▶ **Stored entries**
--- Begin ---
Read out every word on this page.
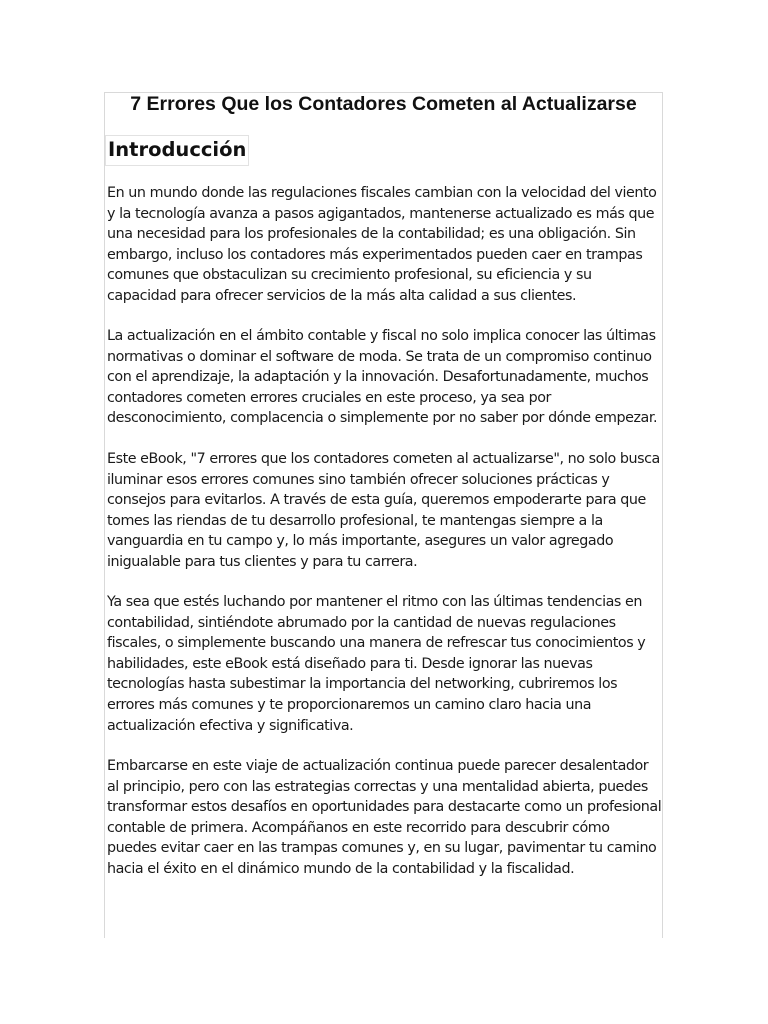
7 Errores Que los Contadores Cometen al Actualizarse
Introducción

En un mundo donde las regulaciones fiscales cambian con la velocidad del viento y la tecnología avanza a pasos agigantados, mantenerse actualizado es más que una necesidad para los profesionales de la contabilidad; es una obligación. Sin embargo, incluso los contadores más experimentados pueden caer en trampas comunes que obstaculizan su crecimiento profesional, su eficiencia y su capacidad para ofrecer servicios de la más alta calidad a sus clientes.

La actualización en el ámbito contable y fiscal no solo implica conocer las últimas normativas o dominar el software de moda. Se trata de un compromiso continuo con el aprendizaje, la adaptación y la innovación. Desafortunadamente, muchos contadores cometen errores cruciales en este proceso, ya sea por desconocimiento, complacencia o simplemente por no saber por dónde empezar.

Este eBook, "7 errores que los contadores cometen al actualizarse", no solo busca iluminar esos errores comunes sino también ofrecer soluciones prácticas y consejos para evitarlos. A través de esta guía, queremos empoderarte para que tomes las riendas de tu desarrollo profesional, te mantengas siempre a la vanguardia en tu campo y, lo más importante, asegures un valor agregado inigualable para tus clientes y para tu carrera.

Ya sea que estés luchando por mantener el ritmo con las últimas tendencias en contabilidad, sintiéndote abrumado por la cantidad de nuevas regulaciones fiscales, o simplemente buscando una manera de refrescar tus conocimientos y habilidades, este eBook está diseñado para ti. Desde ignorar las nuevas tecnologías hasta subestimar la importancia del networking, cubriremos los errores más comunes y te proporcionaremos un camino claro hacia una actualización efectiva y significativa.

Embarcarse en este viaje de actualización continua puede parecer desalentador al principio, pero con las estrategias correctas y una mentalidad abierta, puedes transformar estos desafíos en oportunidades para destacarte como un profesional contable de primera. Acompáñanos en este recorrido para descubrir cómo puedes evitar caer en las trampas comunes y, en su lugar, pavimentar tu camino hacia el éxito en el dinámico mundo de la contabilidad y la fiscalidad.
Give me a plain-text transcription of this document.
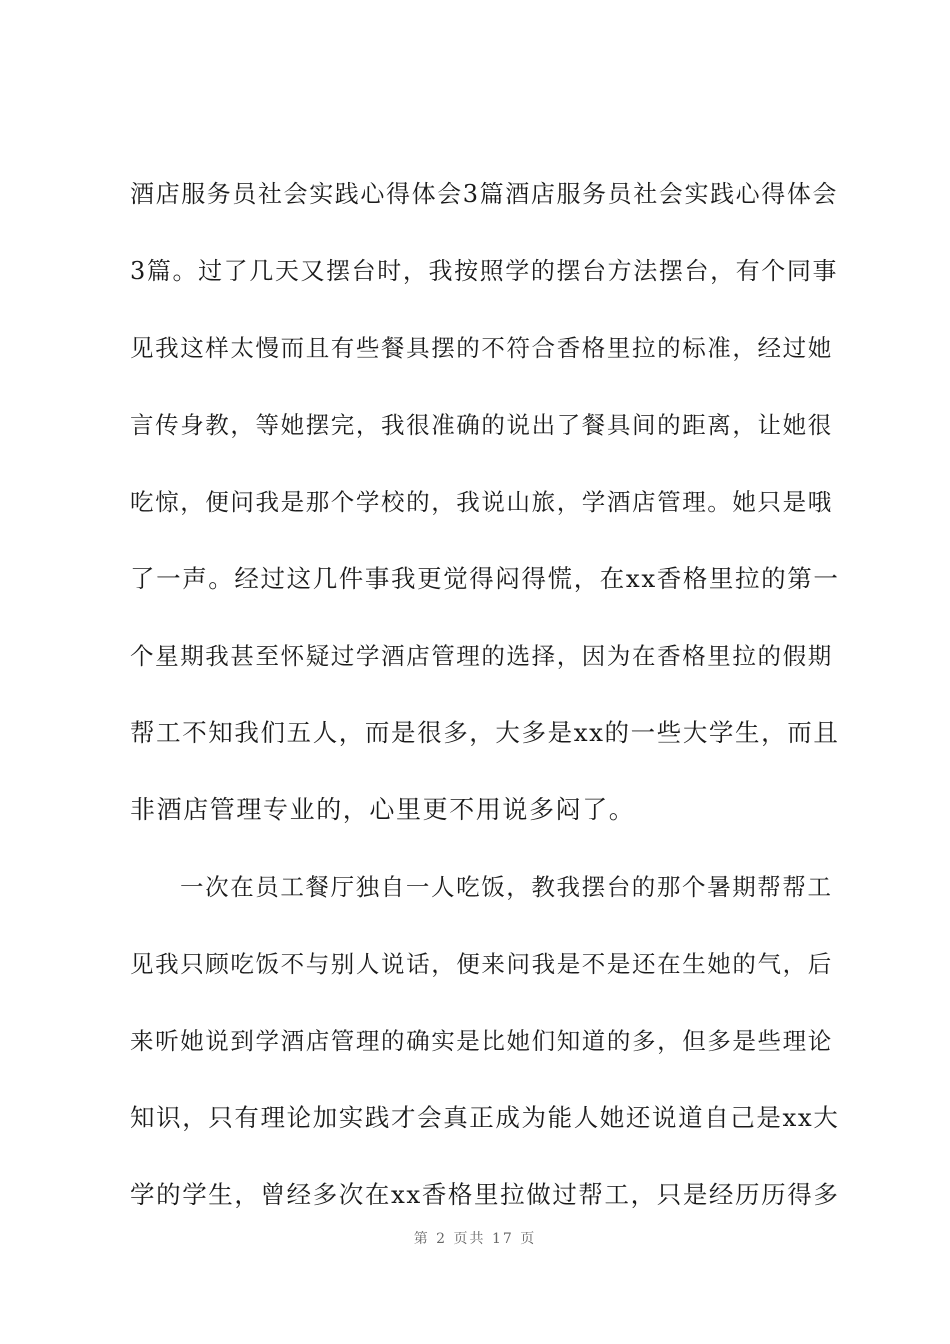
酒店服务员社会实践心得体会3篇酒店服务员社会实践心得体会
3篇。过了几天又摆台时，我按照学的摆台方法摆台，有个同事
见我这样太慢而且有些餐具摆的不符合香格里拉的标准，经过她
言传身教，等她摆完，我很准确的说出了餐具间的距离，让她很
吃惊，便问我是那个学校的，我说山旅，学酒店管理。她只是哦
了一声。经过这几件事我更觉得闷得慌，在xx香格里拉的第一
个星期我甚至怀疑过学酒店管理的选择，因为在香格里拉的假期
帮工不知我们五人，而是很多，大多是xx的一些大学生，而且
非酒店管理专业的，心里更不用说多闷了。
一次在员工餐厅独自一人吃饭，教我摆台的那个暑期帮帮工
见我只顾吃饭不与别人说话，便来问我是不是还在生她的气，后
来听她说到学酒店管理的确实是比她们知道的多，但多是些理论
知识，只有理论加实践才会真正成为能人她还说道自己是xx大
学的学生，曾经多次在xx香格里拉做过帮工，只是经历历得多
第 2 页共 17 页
--- End ---
Print every entry above again without changing a word, and omit the pictures.

Read out every word on this page.
7 Errores Que los Contadores Cometen al Actualizarse
Introducción

En un mundo donde las regulaciones fiscales cambian con la velocidad del viento y la tecnología avanza a pasos agigantados, mantenerse actualizado es más que una necesidad para los profesionales de la contabilidad; es una obligación. Sin embargo, incluso los contadores más experimentados pueden caer en trampas comunes que obstaculizan su crecimiento profesional, su eficiencia y su capacidad para ofrecer servicios de la más alta calidad a sus clientes.

La actualización en el ámbito contable y fiscal no solo implica conocer las últimas normativas o dominar el software de moda. Se trata de un compromiso continuo con el aprendizaje, la adaptación y la innovación. Desafortunadamente, muchos contadores cometen errores cruciales en este proceso, ya sea por desconocimiento, complacencia o simplemente por no saber por dónde empezar.

Este eBook, "7 errores que los contadores cometen al actualizarse", no solo busca iluminar esos errores comunes sino también ofrecer soluciones prácticas y consejos para evitarlos. A través de esta guía, queremos empoderarte para que tomes las riendas de tu desarrollo profesional, te mantengas siempre a la vanguardia en tu campo y, lo más importante, asegures un valor agregado inigualable para tus clientes y para tu carrera.

Ya sea que estés luchando por mantener el ritmo con las últimas tendencias en contabilidad, sintiéndote abrumado por la cantidad de nuevas regulaciones fiscales, o simplemente buscando una manera de refrescar tus conocimientos y habilidades, este eBook está diseñado para ti. Desde ignorar las nuevas tecnologías hasta subestimar la importancia del networking, cubriremos los errores más comunes y te proporcionaremos un camino claro hacia una actualización efectiva y significativa.

Embarcarse en este viaje de actualización continua puede parecer desalentador al principio, pero con las estrategias correctas y una mentalidad abierta, puedes transformar estos desafíos en oportunidades para destacarte como un profesional contable de primera. Acompáñanos en este recorrido para descubrir cómo puedes evitar caer en las trampas comunes y, en su lugar, pavimentar tu camino hacia el éxito en el dinámico mundo de la contabilidad y la fiscalidad.
Give me a plain-text transcription of this document.
酒店服务员社会实践心得体会3篇酒店服务员社会实践心得体会
3篇。过了几天又摆台时，我按照学的摆台方法摆台，有个同事
见我这样太慢而且有些餐具摆的不符合香格里拉的标准，经过她
言传身教，等她摆完，我很准确的说出了餐具间的距离，让她很
吃惊，便问我是那个学校的，我说山旅，学酒店管理。她只是哦
了一声。经过这几件事我更觉得闷得慌，在xx香格里拉的第一
个星期我甚至怀疑过学酒店管理的选择，因为在香格里拉的假期
帮工不知我们五人，而是很多，大多是xx的一些大学生，而且
非酒店管理专业的，心里更不用说多闷了。
一次在员工餐厅独自一人吃饭，教我摆台的那个暑期帮帮工
见我只顾吃饭不与别人说话，便来问我是不是还在生她的气，后
来听她说到学酒店管理的确实是比她们知道的多，但多是些理论
知识，只有理论加实践才会真正成为能人她还说道自己是xx大
学的学生，曾经多次在xx香格里拉做过帮工，只是经历历得多
第 2 页共 17 页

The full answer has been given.